## Exercise prompt
Return each entry exactly, omitting nothing.

## Record set

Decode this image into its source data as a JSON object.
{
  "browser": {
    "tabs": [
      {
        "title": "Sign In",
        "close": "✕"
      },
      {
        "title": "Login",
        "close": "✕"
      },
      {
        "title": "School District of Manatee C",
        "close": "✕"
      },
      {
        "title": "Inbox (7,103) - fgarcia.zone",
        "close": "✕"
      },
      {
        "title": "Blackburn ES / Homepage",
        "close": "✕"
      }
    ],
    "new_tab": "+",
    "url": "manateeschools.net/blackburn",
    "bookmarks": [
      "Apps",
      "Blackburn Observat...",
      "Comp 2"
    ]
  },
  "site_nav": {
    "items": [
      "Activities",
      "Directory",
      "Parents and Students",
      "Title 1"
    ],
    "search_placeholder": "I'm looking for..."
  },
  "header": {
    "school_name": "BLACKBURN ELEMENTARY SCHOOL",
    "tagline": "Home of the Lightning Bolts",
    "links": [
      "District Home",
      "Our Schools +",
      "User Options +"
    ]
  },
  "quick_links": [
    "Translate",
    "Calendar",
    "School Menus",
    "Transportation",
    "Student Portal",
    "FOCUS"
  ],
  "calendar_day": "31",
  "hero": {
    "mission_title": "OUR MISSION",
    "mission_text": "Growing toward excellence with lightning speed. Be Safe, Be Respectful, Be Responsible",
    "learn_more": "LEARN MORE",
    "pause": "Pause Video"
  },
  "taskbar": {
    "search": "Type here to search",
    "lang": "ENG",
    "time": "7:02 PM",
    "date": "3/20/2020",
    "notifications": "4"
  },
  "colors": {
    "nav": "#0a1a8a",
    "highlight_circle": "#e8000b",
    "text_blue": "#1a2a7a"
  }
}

## Expected answer
Decode this image into its source data as a JSON object.
{
  "browser": {
    "tabs": [
      {
        "title": "Sign In",
        "close": "✕"
      },
      {
        "title": "Login",
        "close": "✕"
      },
      {
        "title": "School District of Manatee C",
        "close": "✕"
      },
      {
        "title": "Inbox (7,103) - fgarcia.zone",
        "close": "✕"
      },
      {
        "title": "Blackburn ES / Homepage",
        "close": "✕"
      }
    ],
    "new_tab": "+",
    "url": "manateeschools.net/blackburn",
    "bookmarks": [
      "Apps",
      "Blackburn Observat...",
      "Comp 2"
    ]
  },
  "site_nav": {
    "items": [
      "Activities",
      "Directory",
      "Parents and Students",
      "Title 1"
    ],
    "search_placeholder": "I'm looking for..."
  },
  "header": {
    "school_name": "BLACKBURN ELEMENTARY SCHOOL",
    "tagline": "Home of the Lightning Bolts",
    "links": [
      "District Home",
      "Our Schools +",
      "User Options +"
    ]
  },
  "quick_links": [
    "Translate",
    "Calendar",
    "School Menus",
    "Transportation",
    "Student Portal",
    "FOCUS"
  ],
  "calendar_day": "31",
  "hero": {
    "mission_title": "OUR MISSION",
    "mission_text": "Growing toward excellence with lightning speed. Be Safe, Be Respectful, Be Responsible",
    "learn_more": "LEARN MORE",
    "pause": "Pause Video"
  },
  "taskbar": {
    "search": "Type here to search",
    "lang": "ENG",
    "time": "7:02 PM",
    "date": "3/20/2020",
    "notifications": "4"
  },
  "colors": {
    "nav": "#0a1a8a",
    "highlight_circle": "#e8000b",
    "text_blue": "#1a2a7a"
  }
}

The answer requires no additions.